▶ _Aim of the task_
Your task is to repeat the entries word for word while leaving out the pictures.

▶ _Task data_
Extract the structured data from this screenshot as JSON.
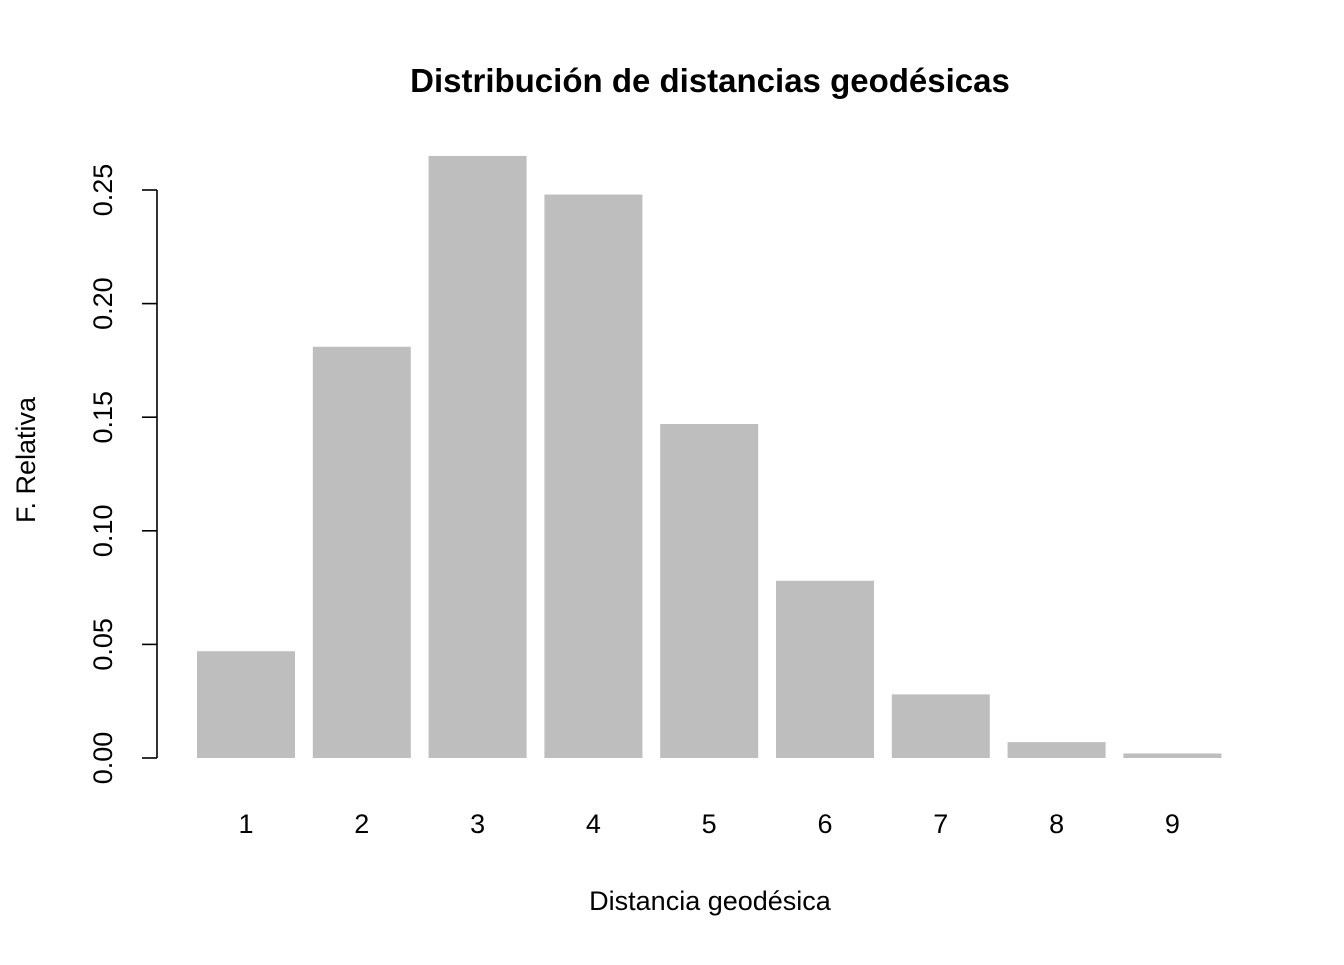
{
  "chart_data": {
    "type": "bar",
    "title": "Distribución de distancias geodésicas",
    "xlabel": "Distancia geodésica",
    "ylabel": "F. Relativa",
    "categories": [
      "1",
      "2",
      "3",
      "4",
      "5",
      "6",
      "7",
      "8",
      "9"
    ],
    "values": [
      0.047,
      0.181,
      0.265,
      0.248,
      0.147,
      0.078,
      0.028,
      0.007,
      0.002
    ],
    "ylim": [
      0,
      0.27
    ],
    "yticks": [
      "0.00",
      "0.05",
      "0.10",
      "0.15",
      "0.20",
      "0.25"
    ],
    "bar_color": "#bebebe",
    "grid": false,
    "legend": "none"
  }
}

▶ _Correct response_
Extract the structured data from this screenshot as JSON.
{
  "chart_data": {
    "type": "bar",
    "title": "Distribución de distancias geodésicas",
    "xlabel": "Distancia geodésica",
    "ylabel": "F. Relativa",
    "categories": [
      "1",
      "2",
      "3",
      "4",
      "5",
      "6",
      "7",
      "8",
      "9"
    ],
    "values": [
      0.047,
      0.181,
      0.265,
      0.248,
      0.147,
      0.078,
      0.028,
      0.007,
      0.002
    ],
    "ylim": [
      0,
      0.27
    ],
    "yticks": [
      "0.00",
      "0.05",
      "0.10",
      "0.15",
      "0.20",
      "0.25"
    ],
    "bar_color": "#bebebe",
    "grid": false,
    "legend": "none"
  }
}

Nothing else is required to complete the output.